(Figure collection entries)
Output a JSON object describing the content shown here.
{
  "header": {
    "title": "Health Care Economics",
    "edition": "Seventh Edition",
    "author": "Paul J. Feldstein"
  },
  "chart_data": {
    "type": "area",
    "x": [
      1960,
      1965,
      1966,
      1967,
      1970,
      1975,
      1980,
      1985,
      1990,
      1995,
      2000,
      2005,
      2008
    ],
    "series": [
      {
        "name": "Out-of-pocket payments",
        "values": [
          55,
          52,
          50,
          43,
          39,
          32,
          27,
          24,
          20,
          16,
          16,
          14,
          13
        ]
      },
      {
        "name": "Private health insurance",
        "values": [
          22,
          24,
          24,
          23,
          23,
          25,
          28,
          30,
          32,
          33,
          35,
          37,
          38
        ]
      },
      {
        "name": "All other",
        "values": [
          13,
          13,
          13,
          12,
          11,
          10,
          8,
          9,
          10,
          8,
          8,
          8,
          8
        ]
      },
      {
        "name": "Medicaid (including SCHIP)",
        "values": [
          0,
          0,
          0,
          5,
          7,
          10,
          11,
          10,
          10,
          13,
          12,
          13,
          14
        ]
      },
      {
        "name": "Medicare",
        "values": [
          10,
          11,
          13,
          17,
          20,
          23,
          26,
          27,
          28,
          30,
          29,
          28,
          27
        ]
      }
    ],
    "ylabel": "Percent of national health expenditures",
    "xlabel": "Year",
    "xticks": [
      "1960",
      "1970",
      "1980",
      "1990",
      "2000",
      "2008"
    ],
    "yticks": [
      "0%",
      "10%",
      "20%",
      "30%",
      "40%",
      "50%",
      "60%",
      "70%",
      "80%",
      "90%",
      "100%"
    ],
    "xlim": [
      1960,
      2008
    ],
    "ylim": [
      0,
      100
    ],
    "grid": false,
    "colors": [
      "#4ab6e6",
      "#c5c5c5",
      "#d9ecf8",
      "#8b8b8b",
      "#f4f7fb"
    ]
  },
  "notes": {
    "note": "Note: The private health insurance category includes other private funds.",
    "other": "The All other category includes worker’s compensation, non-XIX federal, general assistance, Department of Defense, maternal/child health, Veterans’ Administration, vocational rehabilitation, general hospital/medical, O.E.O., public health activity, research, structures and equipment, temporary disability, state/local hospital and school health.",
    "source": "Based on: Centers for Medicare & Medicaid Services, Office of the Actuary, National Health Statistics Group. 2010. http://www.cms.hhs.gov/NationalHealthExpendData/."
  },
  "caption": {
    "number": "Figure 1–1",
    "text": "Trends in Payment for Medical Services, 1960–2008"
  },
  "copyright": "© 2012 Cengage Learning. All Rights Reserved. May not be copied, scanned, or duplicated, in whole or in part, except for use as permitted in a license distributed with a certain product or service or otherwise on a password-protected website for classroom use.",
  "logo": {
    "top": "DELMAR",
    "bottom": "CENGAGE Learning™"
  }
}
* * *
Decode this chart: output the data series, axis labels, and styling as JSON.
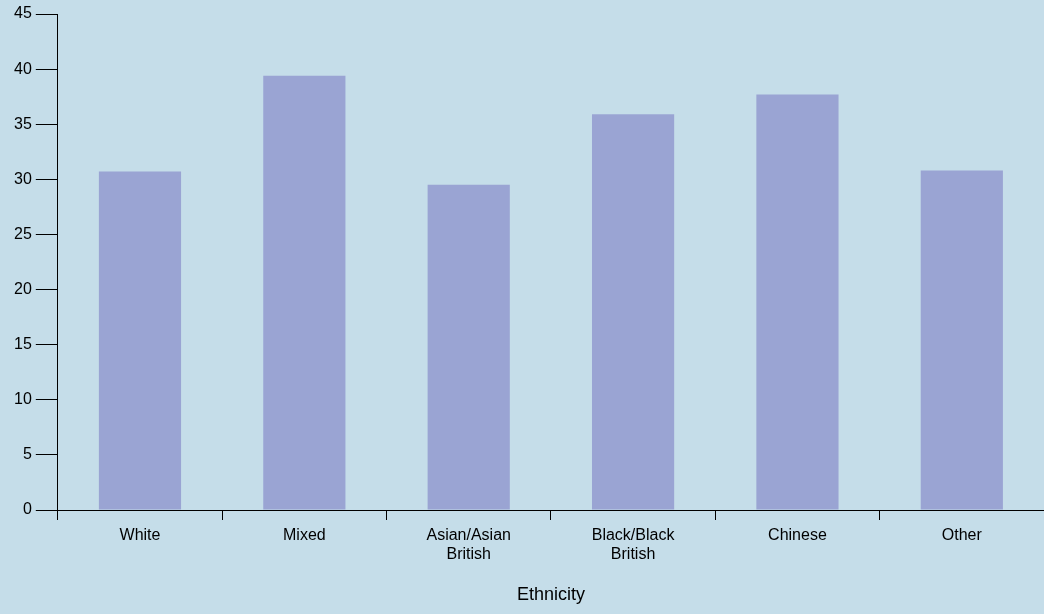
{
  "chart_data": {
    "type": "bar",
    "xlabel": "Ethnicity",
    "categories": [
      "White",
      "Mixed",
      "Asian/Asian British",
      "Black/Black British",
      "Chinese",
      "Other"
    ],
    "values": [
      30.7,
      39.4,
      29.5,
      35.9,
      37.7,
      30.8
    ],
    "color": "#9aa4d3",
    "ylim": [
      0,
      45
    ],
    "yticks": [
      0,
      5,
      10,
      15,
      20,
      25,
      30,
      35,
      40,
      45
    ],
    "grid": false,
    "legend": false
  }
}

= Task brief =
Looking at the data above, show all lines where the word "series" occurs.

= Exercise response =
    "series": [
Decode this chart: output the data series, axis labels, and styling as JSON.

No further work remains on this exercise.